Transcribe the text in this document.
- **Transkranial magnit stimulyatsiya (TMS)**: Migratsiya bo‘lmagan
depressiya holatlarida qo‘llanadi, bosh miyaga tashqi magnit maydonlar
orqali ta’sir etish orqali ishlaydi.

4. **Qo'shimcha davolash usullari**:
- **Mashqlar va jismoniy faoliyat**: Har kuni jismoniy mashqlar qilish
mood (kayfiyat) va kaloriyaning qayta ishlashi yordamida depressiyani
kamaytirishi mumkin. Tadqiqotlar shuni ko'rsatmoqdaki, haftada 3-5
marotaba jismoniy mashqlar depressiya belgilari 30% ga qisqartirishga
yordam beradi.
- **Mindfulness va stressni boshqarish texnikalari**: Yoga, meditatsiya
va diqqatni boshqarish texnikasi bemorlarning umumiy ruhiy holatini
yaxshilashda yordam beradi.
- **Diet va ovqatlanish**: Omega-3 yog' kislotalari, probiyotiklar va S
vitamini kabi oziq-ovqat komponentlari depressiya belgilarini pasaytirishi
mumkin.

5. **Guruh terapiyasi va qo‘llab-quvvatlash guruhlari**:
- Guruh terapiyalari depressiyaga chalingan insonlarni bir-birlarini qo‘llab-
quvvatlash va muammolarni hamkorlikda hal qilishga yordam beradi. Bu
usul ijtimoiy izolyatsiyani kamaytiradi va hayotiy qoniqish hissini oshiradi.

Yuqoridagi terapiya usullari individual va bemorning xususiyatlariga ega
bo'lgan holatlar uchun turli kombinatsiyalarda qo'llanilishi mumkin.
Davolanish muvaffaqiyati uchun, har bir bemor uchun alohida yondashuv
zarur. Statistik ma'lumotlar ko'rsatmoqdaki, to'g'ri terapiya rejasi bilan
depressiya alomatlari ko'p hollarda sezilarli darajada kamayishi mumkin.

- Given instruction:
Extract each line of the listing above, copying it word for word.

- Exercise output:
Transcribe the text in this document.
- **Transkranial magnit stimulyatsiya (TMS)**: Migratsiya bo‘lmagan
depressiya holatlarida qo‘llanadi, bosh miyaga tashqi magnit maydonlar
orqali ta’sir etish orqali ishlaydi.

4. **Qo'shimcha davolash usullari**:
- **Mashqlar va jismoniy faoliyat**: Har kuni jismoniy mashqlar qilish
mood (kayfiyat) va kaloriyaning qayta ishlashi yordamida depressiyani
kamaytirishi mumkin. Tadqiqotlar shuni ko'rsatmoqdaki, haftada 3-5
marotaba jismoniy mashqlar depressiya belgilari 30% ga qisqartirishga
yordam beradi.
- **Mindfulness va stressni boshqarish texnikalari**: Yoga, meditatsiya
va diqqatni boshqarish texnikasi bemorlarning umumiy ruhiy holatini
yaxshilashda yordam beradi.
- **Diet va ovqatlanish**: Omega-3 yog' kislotalari, probiyotiklar va S
vitamini kabi oziq-ovqat komponentlari depressiya belgilarini pasaytirishi
mumkin.

5. **Guruh terapiyasi va qo‘llab-quvvatlash guruhlari**:
- Guruh terapiyalari depressiyaga chalingan insonlarni bir-birlarini qo‘llab-
quvvatlash va muammolarni hamkorlikda hal qilishga yordam beradi. Bu
usul ijtimoiy izolyatsiyani kamaytiradi va hayotiy qoniqish hissini oshiradi.

Yuqoridagi terapiya usullari individual va bemorning xususiyatlariga ega
bo'lgan holatlar uchun turli kombinatsiyalarda qo'llanilishi mumkin.
Davolanish muvaffaqiyati uchun, har bir bemor uchun alohida yondashuv
zarur. Statistik ma'lumotlar ko'rsatmoqdaki, to'g'ri terapiya rejasi bilan
depressiya alomatlari ko'p hollarda sezilarli darajada kamayishi mumkin.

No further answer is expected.